* Begin *

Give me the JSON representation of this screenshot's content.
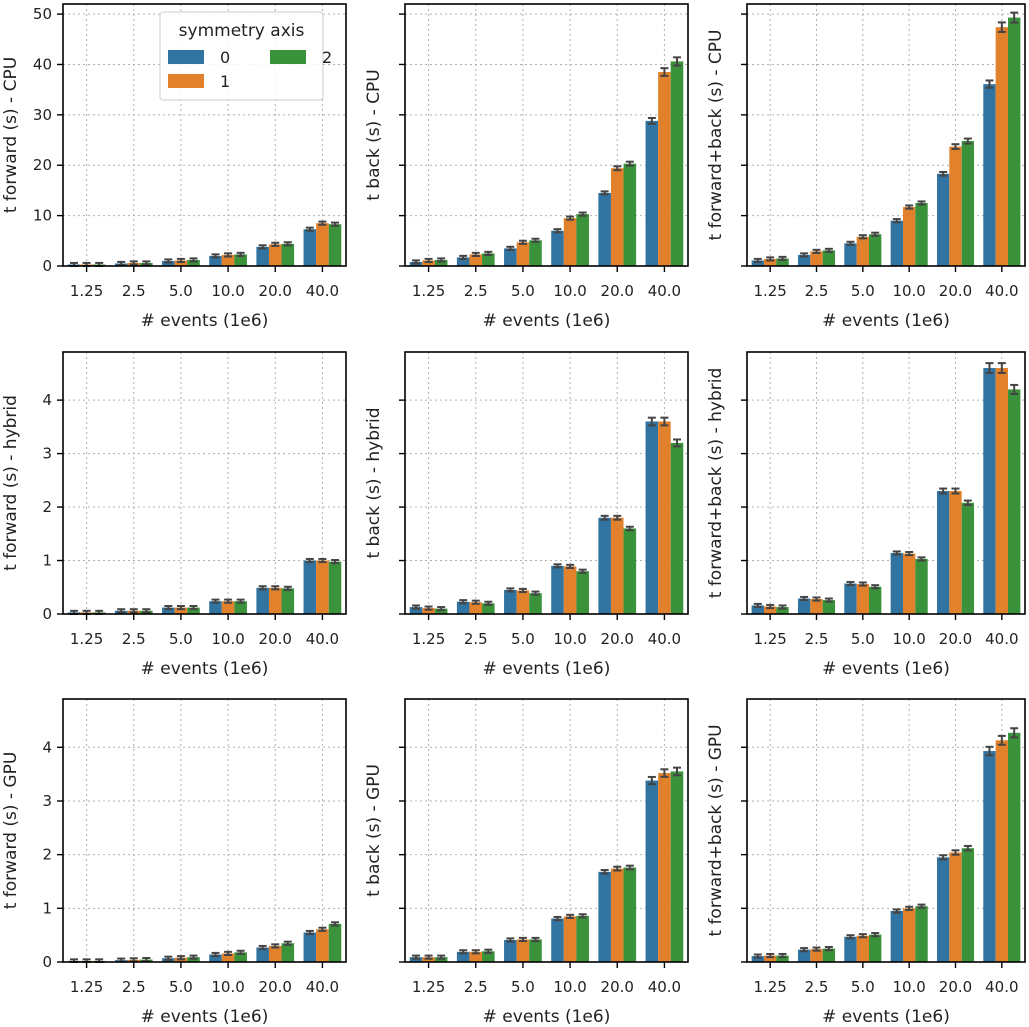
{
  "chart_data": {
    "type": "bar",
    "categories": [
      "1.25",
      "2.5",
      "5.0",
      "10.0",
      "20.0",
      "40.0"
    ],
    "xlabel": "# events (1e6)",
    "legend": {
      "title": "symmetry axis",
      "entries": [
        "0",
        "1",
        "2"
      ],
      "placement": "top-right of first panel"
    },
    "series_colors": [
      "#3274a1",
      "#e1812c",
      "#3a923a"
    ],
    "grid": true,
    "panels": [
      {
        "ylabel": "t forward (s) - CPU",
        "ylim": [
          0,
          52
        ],
        "yticks": [
          0,
          10,
          20,
          30,
          40,
          50
        ],
        "show_ytick_labels": true,
        "series": [
          {
            "name": "0",
            "values": [
              0.3,
              0.5,
              1.0,
              2.0,
              3.8,
              7.3
            ]
          },
          {
            "name": "1",
            "values": [
              0.3,
              0.6,
              1.1,
              2.2,
              4.3,
              8.5
            ]
          },
          {
            "name": "2",
            "values": [
              0.3,
              0.6,
              1.2,
              2.3,
              4.4,
              8.3
            ]
          }
        ]
      },
      {
        "ylabel": "t back (s) - CPU",
        "ylim": [
          0,
          52
        ],
        "yticks": [
          0,
          10,
          20,
          30,
          40,
          50
        ],
        "show_ytick_labels": false,
        "series": [
          {
            "name": "0",
            "values": [
              0.8,
              1.7,
              3.5,
              7.0,
              14.5,
              28.8
            ]
          },
          {
            "name": "1",
            "values": [
              1.1,
              2.3,
              4.7,
              9.5,
              19.4,
              38.5
            ]
          },
          {
            "name": "2",
            "values": [
              1.2,
              2.5,
              5.1,
              10.3,
              20.3,
              40.6
            ]
          }
        ]
      },
      {
        "ylabel": "t forward+back (s) - CPU",
        "ylim": [
          0,
          52
        ],
        "yticks": [
          0,
          10,
          20,
          30,
          40,
          50
        ],
        "show_ytick_labels": false,
        "series": [
          {
            "name": "0",
            "values": [
              1.1,
              2.2,
              4.5,
              9.0,
              18.3,
              36.1
            ]
          },
          {
            "name": "1",
            "values": [
              1.4,
              2.9,
              5.8,
              11.7,
              23.7,
              47.4
            ]
          },
          {
            "name": "2",
            "values": [
              1.5,
              3.1,
              6.3,
              12.5,
              24.8,
              49.3
            ]
          }
        ]
      },
      {
        "ylabel": "t forward (s) - hybrid",
        "ylim": [
          0,
          4.9
        ],
        "yticks": [
          0,
          1,
          2,
          3,
          4
        ],
        "show_ytick_labels": true,
        "series": [
          {
            "name": "0",
            "values": [
              0.03,
              0.06,
              0.12,
              0.24,
              0.49,
              1.0
            ]
          },
          {
            "name": "1",
            "values": [
              0.03,
              0.06,
              0.12,
              0.24,
              0.49,
              1.0
            ]
          },
          {
            "name": "2",
            "values": [
              0.03,
              0.06,
              0.12,
              0.24,
              0.48,
              0.98
            ]
          }
        ]
      },
      {
        "ylabel": "t back (s) - hybrid",
        "ylim": [
          0,
          4.9
        ],
        "yticks": [
          0,
          1,
          2,
          3,
          4
        ],
        "show_ytick_labels": false,
        "series": [
          {
            "name": "0",
            "values": [
              0.13,
              0.23,
              0.45,
              0.9,
              1.8,
              3.6
            ]
          },
          {
            "name": "1",
            "values": [
              0.11,
              0.22,
              0.44,
              0.89,
              1.8,
              3.6
            ]
          },
          {
            "name": "2",
            "values": [
              0.1,
              0.2,
              0.39,
              0.8,
              1.6,
              3.2
            ]
          }
        ]
      },
      {
        "ylabel": "t forward+back (s) - hybrid",
        "ylim": [
          0,
          4.9
        ],
        "yticks": [
          0,
          1,
          2,
          3,
          4
        ],
        "show_ytick_labels": false,
        "series": [
          {
            "name": "0",
            "values": [
              0.16,
              0.29,
              0.57,
              1.14,
              2.3,
              4.6
            ]
          },
          {
            "name": "1",
            "values": [
              0.14,
              0.28,
              0.56,
              1.13,
              2.3,
              4.6
            ]
          },
          {
            "name": "2",
            "values": [
              0.13,
              0.26,
              0.51,
              1.03,
              2.08,
              4.2
            ]
          }
        ]
      },
      {
        "ylabel": "t forward (s) - GPU",
        "ylim": [
          0,
          4.9
        ],
        "yticks": [
          0,
          1,
          2,
          3,
          4
        ],
        "show_ytick_labels": true,
        "series": [
          {
            "name": "0",
            "values": [
              0.02,
              0.035,
              0.07,
              0.14,
              0.27,
              0.55
            ]
          },
          {
            "name": "1",
            "values": [
              0.02,
              0.04,
              0.08,
              0.16,
              0.3,
              0.61
            ]
          },
          {
            "name": "2",
            "values": [
              0.02,
              0.045,
              0.09,
              0.18,
              0.35,
              0.71
            ]
          }
        ]
      },
      {
        "ylabel": "t back (s) - GPU",
        "ylim": [
          0,
          4.9
        ],
        "yticks": [
          0,
          1,
          2,
          3,
          4
        ],
        "show_ytick_labels": false,
        "series": [
          {
            "name": "0",
            "values": [
              0.09,
              0.19,
              0.41,
              0.81,
              1.68,
              3.38
            ]
          },
          {
            "name": "1",
            "values": [
              0.09,
              0.19,
              0.42,
              0.85,
              1.74,
              3.52
            ]
          },
          {
            "name": "2",
            "values": [
              0.09,
              0.2,
              0.42,
              0.86,
              1.76,
              3.55
            ]
          }
        ]
      },
      {
        "ylabel": "t forward+back (s) - GPU",
        "ylim": [
          0,
          4.9
        ],
        "yticks": [
          0,
          1,
          2,
          3,
          4
        ],
        "show_ytick_labels": false,
        "series": [
          {
            "name": "0",
            "values": [
              0.11,
              0.23,
              0.47,
              0.95,
              1.95,
              3.93
            ]
          },
          {
            "name": "1",
            "values": [
              0.12,
              0.24,
              0.49,
              1.0,
              2.04,
              4.13
            ]
          },
          {
            "name": "2",
            "values": [
              0.12,
              0.25,
              0.51,
              1.04,
              2.12,
              4.27
            ]
          }
        ]
      }
    ]
  }
}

* End *

EXERCISE >> Repeat each record exactly as shown above, dropping all images.

TASK SOLUTION >>
Give me the JSON representation of this screenshot's content.
{
  "chart_data": {
    "type": "bar",
    "categories": [
      "1.25",
      "2.5",
      "5.0",
      "10.0",
      "20.0",
      "40.0"
    ],
    "xlabel": "# events (1e6)",
    "legend": {
      "title": "symmetry axis",
      "entries": [
        "0",
        "1",
        "2"
      ],
      "placement": "top-right of first panel"
    },
    "series_colors": [
      "#3274a1",
      "#e1812c",
      "#3a923a"
    ],
    "grid": true,
    "panels": [
      {
        "ylabel": "t forward (s) - CPU",
        "ylim": [
          0,
          52
        ],
        "yticks": [
          0,
          10,
          20,
          30,
          40,
          50
        ],
        "show_ytick_labels": true,
        "series": [
          {
            "name": "0",
            "values": [
              0.3,
              0.5,
              1.0,
              2.0,
              3.8,
              7.3
            ]
          },
          {
            "name": "1",
            "values": [
              0.3,
              0.6,
              1.1,
              2.2,
              4.3,
              8.5
            ]
          },
          {
            "name": "2",
            "values": [
              0.3,
              0.6,
              1.2,
              2.3,
              4.4,
              8.3
            ]
          }
        ]
      },
      {
        "ylabel": "t back (s) - CPU",
        "ylim": [
          0,
          52
        ],
        "yticks": [
          0,
          10,
          20,
          30,
          40,
          50
        ],
        "show_ytick_labels": false,
        "series": [
          {
            "name": "0",
            "values": [
              0.8,
              1.7,
              3.5,
              7.0,
              14.5,
              28.8
            ]
          },
          {
            "name": "1",
            "values": [
              1.1,
              2.3,
              4.7,
              9.5,
              19.4,
              38.5
            ]
          },
          {
            "name": "2",
            "values": [
              1.2,
              2.5,
              5.1,
              10.3,
              20.3,
              40.6
            ]
          }
        ]
      },
      {
        "ylabel": "t forward+back (s) - CPU",
        "ylim": [
          0,
          52
        ],
        "yticks": [
          0,
          10,
          20,
          30,
          40,
          50
        ],
        "show_ytick_labels": false,
        "series": [
          {
            "name": "0",
            "values": [
              1.1,
              2.2,
              4.5,
              9.0,
              18.3,
              36.1
            ]
          },
          {
            "name": "1",
            "values": [
              1.4,
              2.9,
              5.8,
              11.7,
              23.7,
              47.4
            ]
          },
          {
            "name": "2",
            "values": [
              1.5,
              3.1,
              6.3,
              12.5,
              24.8,
              49.3
            ]
          }
        ]
      },
      {
        "ylabel": "t forward (s) - hybrid",
        "ylim": [
          0,
          4.9
        ],
        "yticks": [
          0,
          1,
          2,
          3,
          4
        ],
        "show_ytick_labels": true,
        "series": [
          {
            "name": "0",
            "values": [
              0.03,
              0.06,
              0.12,
              0.24,
              0.49,
              1.0
            ]
          },
          {
            "name": "1",
            "values": [
              0.03,
              0.06,
              0.12,
              0.24,
              0.49,
              1.0
            ]
          },
          {
            "name": "2",
            "values": [
              0.03,
              0.06,
              0.12,
              0.24,
              0.48,
              0.98
            ]
          }
        ]
      },
      {
        "ylabel": "t back (s) - hybrid",
        "ylim": [
          0,
          4.9
        ],
        "yticks": [
          0,
          1,
          2,
          3,
          4
        ],
        "show_ytick_labels": false,
        "series": [
          {
            "name": "0",
            "values": [
              0.13,
              0.23,
              0.45,
              0.9,
              1.8,
              3.6
            ]
          },
          {
            "name": "1",
            "values": [
              0.11,
              0.22,
              0.44,
              0.89,
              1.8,
              3.6
            ]
          },
          {
            "name": "2",
            "values": [
              0.1,
              0.2,
              0.39,
              0.8,
              1.6,
              3.2
            ]
          }
        ]
      },
      {
        "ylabel": "t forward+back (s) - hybrid",
        "ylim": [
          0,
          4.9
        ],
        "yticks": [
          0,
          1,
          2,
          3,
          4
        ],
        "show_ytick_labels": false,
        "series": [
          {
            "name": "0",
            "values": [
              0.16,
              0.29,
              0.57,
              1.14,
              2.3,
              4.6
            ]
          },
          {
            "name": "1",
            "values": [
              0.14,
              0.28,
              0.56,
              1.13,
              2.3,
              4.6
            ]
          },
          {
            "name": "2",
            "values": [
              0.13,
              0.26,
              0.51,
              1.03,
              2.08,
              4.2
            ]
          }
        ]
      },
      {
        "ylabel": "t forward (s) - GPU",
        "ylim": [
          0,
          4.9
        ],
        "yticks": [
          0,
          1,
          2,
          3,
          4
        ],
        "show_ytick_labels": true,
        "series": [
          {
            "name": "0",
            "values": [
              0.02,
              0.035,
              0.07,
              0.14,
              0.27,
              0.55
            ]
          },
          {
            "name": "1",
            "values": [
              0.02,
              0.04,
              0.08,
              0.16,
              0.3,
              0.61
            ]
          },
          {
            "name": "2",
            "values": [
              0.02,
              0.045,
              0.09,
              0.18,
              0.35,
              0.71
            ]
          }
        ]
      },
      {
        "ylabel": "t back (s) - GPU",
        "ylim": [
          0,
          4.9
        ],
        "yticks": [
          0,
          1,
          2,
          3,
          4
        ],
        "show_ytick_labels": false,
        "series": [
          {
            "name": "0",
            "values": [
              0.09,
              0.19,
              0.41,
              0.81,
              1.68,
              3.38
            ]
          },
          {
            "name": "1",
            "values": [
              0.09,
              0.19,
              0.42,
              0.85,
              1.74,
              3.52
            ]
          },
          {
            "name": "2",
            "values": [
              0.09,
              0.2,
              0.42,
              0.86,
              1.76,
              3.55
            ]
          }
        ]
      },
      {
        "ylabel": "t forward+back (s) - GPU",
        "ylim": [
          0,
          4.9
        ],
        "yticks": [
          0,
          1,
          2,
          3,
          4
        ],
        "show_ytick_labels": false,
        "series": [
          {
            "name": "0",
            "values": [
              0.11,
              0.23,
              0.47,
              0.95,
              1.95,
              3.93
            ]
          },
          {
            "name": "1",
            "values": [
              0.12,
              0.24,
              0.49,
              1.0,
              2.04,
              4.13
            ]
          },
          {
            "name": "2",
            "values": [
              0.12,
              0.25,
              0.51,
              1.04,
              2.12,
              4.27
            ]
          }
        ]
      }
    ]
  }
}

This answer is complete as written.